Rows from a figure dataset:
※
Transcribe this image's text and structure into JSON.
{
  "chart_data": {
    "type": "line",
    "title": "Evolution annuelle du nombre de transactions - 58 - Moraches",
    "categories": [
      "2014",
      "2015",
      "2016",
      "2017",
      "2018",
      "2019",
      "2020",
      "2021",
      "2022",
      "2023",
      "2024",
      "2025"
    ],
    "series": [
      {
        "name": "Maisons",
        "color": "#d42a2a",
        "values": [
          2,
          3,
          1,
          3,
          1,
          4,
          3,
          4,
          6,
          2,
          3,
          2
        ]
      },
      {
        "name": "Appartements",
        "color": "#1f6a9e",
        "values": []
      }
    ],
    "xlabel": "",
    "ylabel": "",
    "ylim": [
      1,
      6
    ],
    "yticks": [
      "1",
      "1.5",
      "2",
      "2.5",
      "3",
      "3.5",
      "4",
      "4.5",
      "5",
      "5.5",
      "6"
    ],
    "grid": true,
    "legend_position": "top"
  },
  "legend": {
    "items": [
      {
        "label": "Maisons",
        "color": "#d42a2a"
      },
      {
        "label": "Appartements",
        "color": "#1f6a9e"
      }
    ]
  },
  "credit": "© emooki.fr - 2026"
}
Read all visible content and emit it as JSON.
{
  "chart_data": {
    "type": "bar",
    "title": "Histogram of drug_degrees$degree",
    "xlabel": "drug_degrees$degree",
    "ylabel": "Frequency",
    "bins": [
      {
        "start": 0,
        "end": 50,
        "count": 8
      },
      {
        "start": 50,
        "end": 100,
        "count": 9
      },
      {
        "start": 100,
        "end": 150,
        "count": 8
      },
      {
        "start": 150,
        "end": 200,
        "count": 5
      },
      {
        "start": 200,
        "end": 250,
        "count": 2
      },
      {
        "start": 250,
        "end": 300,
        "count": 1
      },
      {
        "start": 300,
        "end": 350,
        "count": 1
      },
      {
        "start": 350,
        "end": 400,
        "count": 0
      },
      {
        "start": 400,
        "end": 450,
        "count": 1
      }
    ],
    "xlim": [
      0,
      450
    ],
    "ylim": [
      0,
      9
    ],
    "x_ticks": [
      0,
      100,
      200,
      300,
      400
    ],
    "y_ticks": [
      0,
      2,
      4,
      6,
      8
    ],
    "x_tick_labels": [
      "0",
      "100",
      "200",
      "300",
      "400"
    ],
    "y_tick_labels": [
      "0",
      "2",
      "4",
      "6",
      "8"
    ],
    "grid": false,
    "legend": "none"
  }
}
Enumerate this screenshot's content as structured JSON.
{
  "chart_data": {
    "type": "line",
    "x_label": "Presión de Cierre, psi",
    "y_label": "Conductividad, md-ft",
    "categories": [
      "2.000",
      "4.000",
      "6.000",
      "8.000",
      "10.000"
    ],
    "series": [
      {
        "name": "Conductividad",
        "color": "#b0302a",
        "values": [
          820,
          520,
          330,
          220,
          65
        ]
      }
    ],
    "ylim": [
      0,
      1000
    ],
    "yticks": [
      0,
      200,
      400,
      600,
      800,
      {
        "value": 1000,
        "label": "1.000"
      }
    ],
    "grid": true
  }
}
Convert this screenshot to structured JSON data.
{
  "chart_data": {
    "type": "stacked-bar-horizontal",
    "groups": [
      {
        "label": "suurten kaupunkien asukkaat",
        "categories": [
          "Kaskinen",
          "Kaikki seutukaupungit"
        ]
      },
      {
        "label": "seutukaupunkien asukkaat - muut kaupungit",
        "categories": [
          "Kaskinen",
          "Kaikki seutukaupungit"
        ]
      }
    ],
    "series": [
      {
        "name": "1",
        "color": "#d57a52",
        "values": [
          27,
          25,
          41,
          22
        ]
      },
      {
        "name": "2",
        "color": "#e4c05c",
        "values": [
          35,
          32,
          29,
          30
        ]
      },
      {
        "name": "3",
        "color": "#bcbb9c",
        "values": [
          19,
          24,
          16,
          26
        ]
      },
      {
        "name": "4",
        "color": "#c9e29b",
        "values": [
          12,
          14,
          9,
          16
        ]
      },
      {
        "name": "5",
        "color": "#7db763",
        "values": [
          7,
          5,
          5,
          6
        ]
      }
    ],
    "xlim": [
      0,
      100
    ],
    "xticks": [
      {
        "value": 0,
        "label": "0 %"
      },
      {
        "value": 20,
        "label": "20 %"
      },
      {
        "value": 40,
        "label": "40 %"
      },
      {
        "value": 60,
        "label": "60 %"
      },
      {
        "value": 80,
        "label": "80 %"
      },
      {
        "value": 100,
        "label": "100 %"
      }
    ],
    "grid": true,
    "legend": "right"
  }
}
※
WHAT THE TASK ASKS:
Transcribe every entry verbatim.

ANSWER FOR THIS EXERCISE:
Transcribe this image's text and structure into JSON.
{
  "chart_data": {
    "type": "line",
    "title": "Evolution annuelle du nombre de transactions - 58 - Moraches",
    "categories": [
      "2014",
      "2015",
      "2016",
      "2017",
      "2018",
      "2019",
      "2020",
      "2021",
      "2022",
      "2023",
      "2024",
      "2025"
    ],
    "series": [
      {
        "name": "Maisons",
        "color": "#d42a2a",
        "values": [
          2,
          3,
          1,
          3,
          1,
          4,
          3,
          4,
          6,
          2,
          3,
          2
        ]
      },
      {
        "name": "Appartements",
        "color": "#1f6a9e",
        "values": []
      }
    ],
    "xlabel": "",
    "ylabel": "",
    "ylim": [
      1,
      6
    ],
    "yticks": [
      "1",
      "1.5",
      "2",
      "2.5",
      "3",
      "3.5",
      "4",
      "4.5",
      "5",
      "5.5",
      "6"
    ],
    "grid": true,
    "legend_position": "top"
  },
  "legend": {
    "items": [
      {
        "label": "Maisons",
        "color": "#d42a2a"
      },
      {
        "label": "Appartements",
        "color": "#1f6a9e"
      }
    ]
  },
  "credit": "© emooki.fr - 2026"
}
Read all visible content and emit it as JSON.
{
  "chart_data": {
    "type": "bar",
    "title": "Histogram of drug_degrees$degree",
    "xlabel": "drug_degrees$degree",
    "ylabel": "Frequency",
    "bins": [
      {
        "start": 0,
        "end": 50,
        "count": 8
      },
      {
        "start": 50,
        "end": 100,
        "count": 9
      },
      {
        "start": 100,
        "end": 150,
        "count": 8
      },
      {
        "start": 150,
        "end": 200,
        "count": 5
      },
      {
        "start": 200,
        "end": 250,
        "count": 2
      },
      {
        "start": 250,
        "end": 300,
        "count": 1
      },
      {
        "start": 300,
        "end": 350,
        "count": 1
      },
      {
        "start": 350,
        "end": 400,
        "count": 0
      },
      {
        "start": 400,
        "end": 450,
        "count": 1
      }
    ],
    "xlim": [
      0,
      450
    ],
    "ylim": [
      0,
      9
    ],
    "x_ticks": [
      0,
      100,
      200,
      300,
      400
    ],
    "y_ticks": [
      0,
      2,
      4,
      6,
      8
    ],
    "x_tick_labels": [
      "0",
      "100",
      "200",
      "300",
      "400"
    ],
    "y_tick_labels": [
      "0",
      "2",
      "4",
      "6",
      "8"
    ],
    "grid": false,
    "legend": "none"
  }
}
Enumerate this screenshot's content as structured JSON.
{
  "chart_data": {
    "type": "line",
    "x_label": "Presión de Cierre, psi",
    "y_label": "Conductividad, md-ft",
    "categories": [
      "2.000",
      "4.000",
      "6.000",
      "8.000",
      "10.000"
    ],
    "series": [
      {
        "name": "Conductividad",
        "color": "#b0302a",
        "values": [
          820,
          520,
          330,
          220,
          65
        ]
      }
    ],
    "ylim": [
      0,
      1000
    ],
    "yticks": [
      0,
      200,
      400,
      600,
      800,
      {
        "value": 1000,
        "label": "1.000"
      }
    ],
    "grid": true
  }
}
Convert this screenshot to structured JSON data.
{
  "chart_data": {
    "type": "stacked-bar-horizontal",
    "groups": [
      {
        "label": "suurten kaupunkien asukkaat",
        "categories": [
          "Kaskinen",
          "Kaikki seutukaupungit"
        ]
      },
      {
        "label": "seutukaupunkien asukkaat - muut kaupungit",
        "categories": [
          "Kaskinen",
          "Kaikki seutukaupungit"
        ]
      }
    ],
    "series": [
      {
        "name": "1",
        "color": "#d57a52",
        "values": [
          27,
          25,
          41,
          22
        ]
      },
      {
        "name": "2",
        "color": "#e4c05c",
        "values": [
          35,
          32,
          29,
          30
        ]
      },
      {
        "name": "3",
        "color": "#bcbb9c",
        "values": [
          19,
          24,
          16,
          26
        ]
      },
      {
        "name": "4",
        "color": "#c9e29b",
        "values": [
          12,
          14,
          9,
          16
        ]
      },
      {
        "name": "5",
        "color": "#7db763",
        "values": [
          7,
          5,
          5,
          6
        ]
      }
    ],
    "xlim": [
      0,
      100
    ],
    "xticks": [
      {
        "value": 0,
        "label": "0 %"
      },
      {
        "value": 20,
        "label": "20 %"
      },
      {
        "value": 40,
        "label": "40 %"
      },
      {
        "value": 60,
        "label": "60 %"
      },
      {
        "value": 80,
        "label": "80 %"
      },
      {
        "value": 100,
        "label": "100 %"
      }
    ],
    "grid": true,
    "legend": "right"
  }
}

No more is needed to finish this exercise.